Please rewrite the lines of the records from the line with "sidebar-item[interactable]: Gráficos e" up to and including the line with "back-icon xyxy=(27,50,63,86)", substituting "nav-item" for "sidebar-item" and keeping everything else unchanged.
+++ MATERIAL FOR THIS TASK
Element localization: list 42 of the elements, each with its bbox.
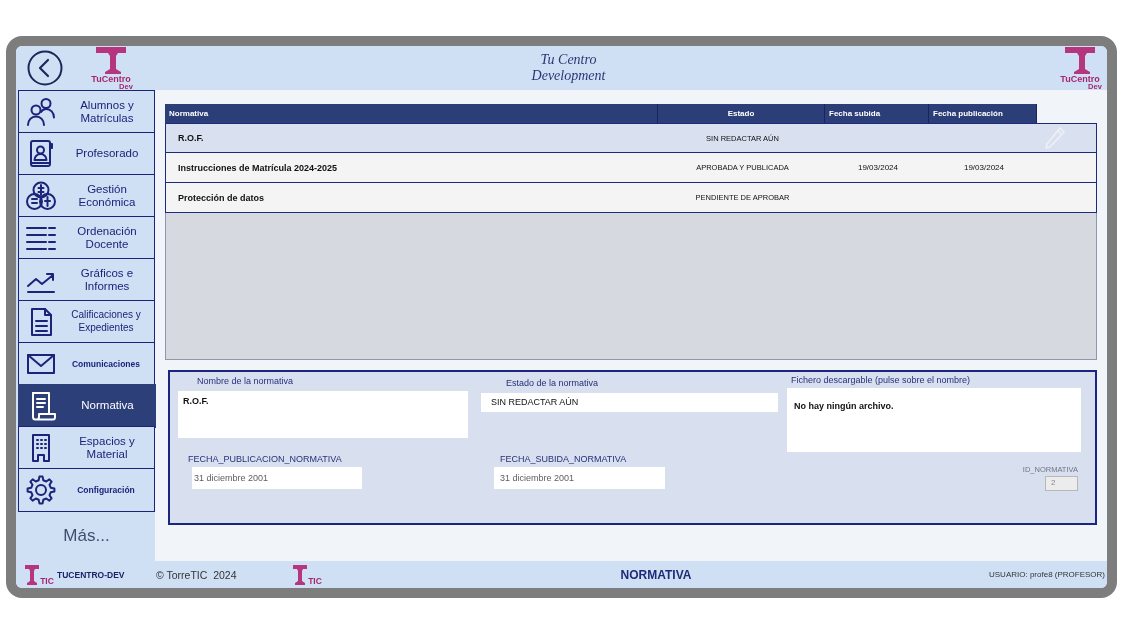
sidebar-item[interactable]: Gráficos e Informes xyxy=(18,258,155,302)
file-list[interactable]: No hay ningún archivo. xyxy=(787,388,1081,452)
field-label: FECHA_PUBLICACION_NORMATIVA xyxy=(188,454,342,464)
field-label: FECHA_SUBIDA_NORMATIVA xyxy=(500,454,627,464)
sidebar-item[interactable]: Comunicaciones xyxy=(18,342,155,386)
gear-icon xyxy=(26,474,56,505)
more-button[interactable]: Más... xyxy=(63,525,110,546)
back-icon xyxy=(27,50,63,86)
sidebar-item[interactable]: Ordenación Docente xyxy=(18,216,155,260)
field-label: Estado de la normativa xyxy=(506,378,599,388)
upload-date-field[interactable]: 31 diciembre 2001 xyxy=(494,467,665,489)
tower-logo: TIC xyxy=(25,564,55,585)
sidebar-item[interactable]: Gestión Económica xyxy=(18,174,155,218)
column-header: Fecha publicación xyxy=(929,104,1037,123)
coins-icon xyxy=(26,180,56,211)
sidebar-item[interactable]: Calificaciones y Expedientes xyxy=(18,300,155,344)
table-cell: Instrucciones de Matrícula 2024-2025 xyxy=(178,162,338,173)
name-field[interactable]: R.O.F. xyxy=(178,391,468,438)
sidebar-item[interactable]: Espacios y Material xyxy=(18,426,155,470)
table-cell: 19/03/2024 xyxy=(963,163,1004,172)
sidebar-item[interactable]: Alumnos y Matrículas xyxy=(18,90,155,134)
field-label: Fichero descargable (pulse sobre el nombre) xyxy=(791,375,971,385)
tower-logo: TIC xyxy=(293,564,323,585)
column-header: Fecha subida xyxy=(825,104,929,123)
field-label: Nombre de la normativa xyxy=(197,376,294,386)
people-icon xyxy=(26,96,56,127)
publication-date-field[interactable]: 31 diciembre 2001 xyxy=(192,467,362,489)
app-title: Tu Centro Development xyxy=(530,52,607,84)
sidebar-item[interactable]: Profesorado xyxy=(18,132,155,176)
column-header: Normativa xyxy=(165,104,658,123)
table-cell: R.O.F. xyxy=(178,133,204,143)
column-header: Estado xyxy=(658,104,825,123)
table-cell: Protección de datos xyxy=(178,192,265,203)
app-name: TUCENTRO-DEV xyxy=(57,569,125,580)
sidebar-item[interactable]: Normativa xyxy=(18,384,156,428)
table-cell: 19/03/2024 xyxy=(857,163,898,172)
status-field[interactable]: SIN REDACTAR AÚN xyxy=(481,393,778,412)
user-label: USUARIO: profe8 (PROFESOR) xyxy=(989,570,1106,579)
back-button[interactable] xyxy=(27,50,63,86)
copyright-text: © TorreTIC 2024 xyxy=(156,568,238,581)
sidebar-item[interactable]: Configuración xyxy=(18,468,155,512)
screen-title: NORMATIVA xyxy=(620,567,692,582)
++++++
RESPONSE TO THIS TASK:
nav-item[interactable]: Gráficos e Informes xyxy=(18,258,155,302)
file-list[interactable]: No hay ningún archivo. xyxy=(787,388,1081,452)
field-label: FECHA_PUBLICACION_NORMATIVA xyxy=(188,454,342,464)
field-label: FECHA_SUBIDA_NORMATIVA xyxy=(500,454,627,464)
nav-item[interactable]: Comunicaciones xyxy=(18,342,155,386)
gear-icon xyxy=(26,474,56,505)
more-button[interactable]: Más... xyxy=(63,525,110,546)
back-icon xyxy=(27,50,63,86)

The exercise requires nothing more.